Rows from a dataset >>
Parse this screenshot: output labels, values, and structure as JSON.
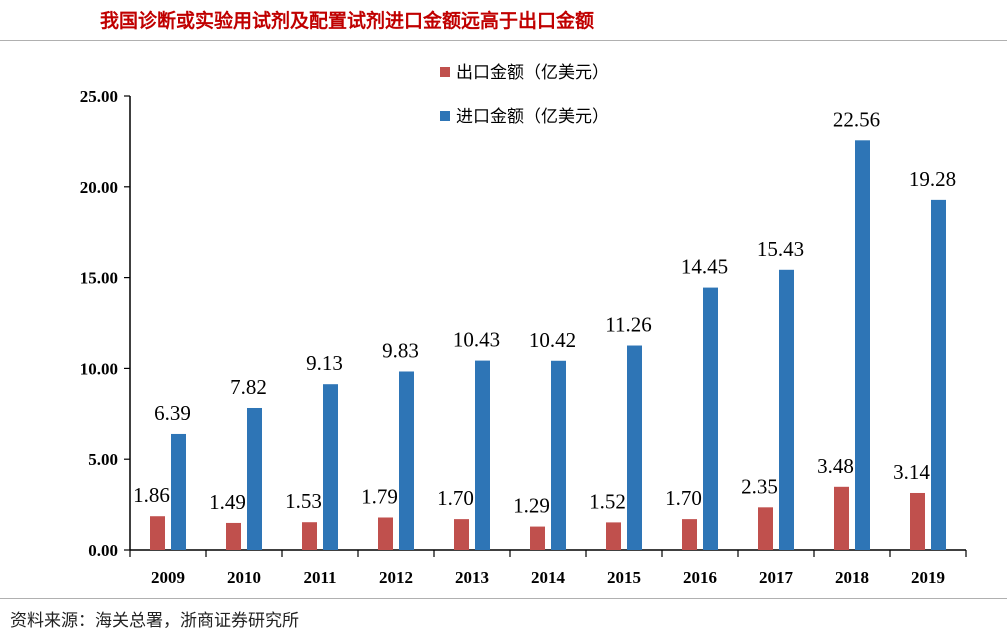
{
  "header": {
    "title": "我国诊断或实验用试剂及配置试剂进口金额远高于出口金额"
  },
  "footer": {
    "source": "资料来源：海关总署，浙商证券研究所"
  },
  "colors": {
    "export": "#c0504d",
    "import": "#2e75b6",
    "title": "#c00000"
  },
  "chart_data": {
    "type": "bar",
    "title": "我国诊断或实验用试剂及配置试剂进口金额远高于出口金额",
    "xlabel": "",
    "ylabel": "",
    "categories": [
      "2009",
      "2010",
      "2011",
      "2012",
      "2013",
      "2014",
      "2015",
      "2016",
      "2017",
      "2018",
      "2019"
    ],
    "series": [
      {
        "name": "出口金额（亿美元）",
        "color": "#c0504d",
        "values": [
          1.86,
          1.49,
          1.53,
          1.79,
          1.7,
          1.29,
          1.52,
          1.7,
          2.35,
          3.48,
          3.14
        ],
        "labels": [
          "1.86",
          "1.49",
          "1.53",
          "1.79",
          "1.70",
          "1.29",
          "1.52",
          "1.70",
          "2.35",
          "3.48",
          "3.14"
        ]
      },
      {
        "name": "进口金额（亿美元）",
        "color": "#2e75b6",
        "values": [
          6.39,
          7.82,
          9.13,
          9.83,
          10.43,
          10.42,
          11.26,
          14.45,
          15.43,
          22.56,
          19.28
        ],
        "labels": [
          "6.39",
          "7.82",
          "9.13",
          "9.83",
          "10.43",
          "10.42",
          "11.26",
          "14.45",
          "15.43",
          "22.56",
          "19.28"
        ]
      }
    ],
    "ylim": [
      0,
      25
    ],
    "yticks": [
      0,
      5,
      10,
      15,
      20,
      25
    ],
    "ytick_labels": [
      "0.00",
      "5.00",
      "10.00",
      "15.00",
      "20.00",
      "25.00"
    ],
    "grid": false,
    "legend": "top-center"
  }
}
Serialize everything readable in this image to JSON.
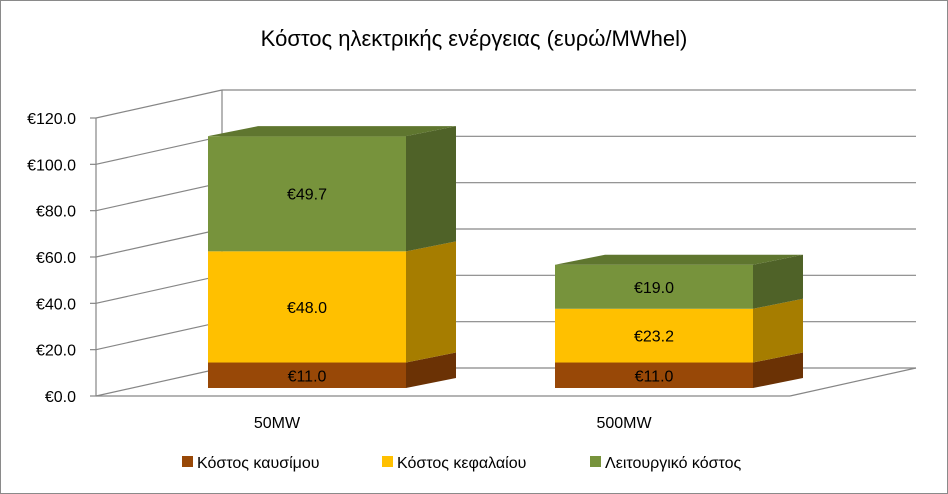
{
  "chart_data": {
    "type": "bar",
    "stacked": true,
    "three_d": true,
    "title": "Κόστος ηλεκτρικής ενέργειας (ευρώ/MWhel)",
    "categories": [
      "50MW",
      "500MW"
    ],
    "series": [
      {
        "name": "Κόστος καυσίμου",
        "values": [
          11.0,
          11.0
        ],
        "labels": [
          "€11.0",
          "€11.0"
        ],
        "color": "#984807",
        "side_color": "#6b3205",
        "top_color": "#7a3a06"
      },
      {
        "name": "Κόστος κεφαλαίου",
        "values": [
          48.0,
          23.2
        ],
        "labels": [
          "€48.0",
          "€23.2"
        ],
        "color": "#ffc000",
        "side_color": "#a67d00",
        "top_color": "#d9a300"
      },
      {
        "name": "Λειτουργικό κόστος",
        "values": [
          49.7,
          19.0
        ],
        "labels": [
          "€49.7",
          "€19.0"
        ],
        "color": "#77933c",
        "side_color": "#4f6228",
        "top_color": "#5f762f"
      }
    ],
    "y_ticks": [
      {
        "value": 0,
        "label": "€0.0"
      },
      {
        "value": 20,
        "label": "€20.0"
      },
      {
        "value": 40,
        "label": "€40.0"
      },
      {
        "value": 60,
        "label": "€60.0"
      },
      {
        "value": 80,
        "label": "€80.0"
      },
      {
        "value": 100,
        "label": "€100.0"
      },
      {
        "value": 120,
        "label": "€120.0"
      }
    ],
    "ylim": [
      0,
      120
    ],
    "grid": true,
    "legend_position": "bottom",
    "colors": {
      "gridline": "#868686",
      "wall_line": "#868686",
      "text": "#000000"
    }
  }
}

What to work on >>
Return all of the data exactly as written, and drop the pictures.

Answer for the task >>
Parse this screenshot: output labels, values, and structure as JSON.
{
  "header": {
    "title": "我国诊断或实验用试剂及配置试剂进口金额远高于出口金额"
  },
  "footer": {
    "source": "资料来源：海关总署，浙商证券研究所"
  },
  "colors": {
    "export": "#c0504d",
    "import": "#2e75b6",
    "title": "#c00000"
  },
  "chart_data": {
    "type": "bar",
    "title": "我国诊断或实验用试剂及配置试剂进口金额远高于出口金额",
    "xlabel": "",
    "ylabel": "",
    "categories": [
      "2009",
      "2010",
      "2011",
      "2012",
      "2013",
      "2014",
      "2015",
      "2016",
      "2017",
      "2018",
      "2019"
    ],
    "series": [
      {
        "name": "出口金额（亿美元）",
        "color": "#c0504d",
        "values": [
          1.86,
          1.49,
          1.53,
          1.79,
          1.7,
          1.29,
          1.52,
          1.7,
          2.35,
          3.48,
          3.14
        ],
        "labels": [
          "1.86",
          "1.49",
          "1.53",
          "1.79",
          "1.70",
          "1.29",
          "1.52",
          "1.70",
          "2.35",
          "3.48",
          "3.14"
        ]
      },
      {
        "name": "进口金额（亿美元）",
        "color": "#2e75b6",
        "values": [
          6.39,
          7.82,
          9.13,
          9.83,
          10.43,
          10.42,
          11.26,
          14.45,
          15.43,
          22.56,
          19.28
        ],
        "labels": [
          "6.39",
          "7.82",
          "9.13",
          "9.83",
          "10.43",
          "10.42",
          "11.26",
          "14.45",
          "15.43",
          "22.56",
          "19.28"
        ]
      }
    ],
    "ylim": [
      0,
      25
    ],
    "yticks": [
      0,
      5,
      10,
      15,
      20,
      25
    ],
    "ytick_labels": [
      "0.00",
      "5.00",
      "10.00",
      "15.00",
      "20.00",
      "25.00"
    ],
    "grid": false,
    "legend": "top-center"
  }
}
Serialize everything readable in this image to JSON.
{
  "chart_data": {
    "type": "bar",
    "stacked": true,
    "three_d": true,
    "title": "Κόστος ηλεκτρικής ενέργειας (ευρώ/MWhel)",
    "categories": [
      "50MW",
      "500MW"
    ],
    "series": [
      {
        "name": "Κόστος καυσίμου",
        "values": [
          11.0,
          11.0
        ],
        "labels": [
          "€11.0",
          "€11.0"
        ],
        "color": "#984807",
        "side_color": "#6b3205",
        "top_color": "#7a3a06"
      },
      {
        "name": "Κόστος κεφαλαίου",
        "values": [
          48.0,
          23.2
        ],
        "labels": [
          "€48.0",
          "€23.2"
        ],
        "color": "#ffc000",
        "side_color": "#a67d00",
        "top_color": "#d9a300"
      },
      {
        "name": "Λειτουργικό κόστος",
        "values": [
          49.7,
          19.0
        ],
        "labels": [
          "€49.7",
          "€19.0"
        ],
        "color": "#77933c",
        "side_color": "#4f6228",
        "top_color": "#5f762f"
      }
    ],
    "y_ticks": [
      {
        "value": 0,
        "label": "€0.0"
      },
      {
        "value": 20,
        "label": "€20.0"
      },
      {
        "value": 40,
        "label": "€40.0"
      },
      {
        "value": 60,
        "label": "€60.0"
      },
      {
        "value": 80,
        "label": "€80.0"
      },
      {
        "value": 100,
        "label": "€100.0"
      },
      {
        "value": 120,
        "label": "€120.0"
      }
    ],
    "ylim": [
      0,
      120
    ],
    "grid": true,
    "legend_position": "bottom",
    "colors": {
      "gridline": "#868686",
      "wall_line": "#868686",
      "text": "#000000"
    }
  }
}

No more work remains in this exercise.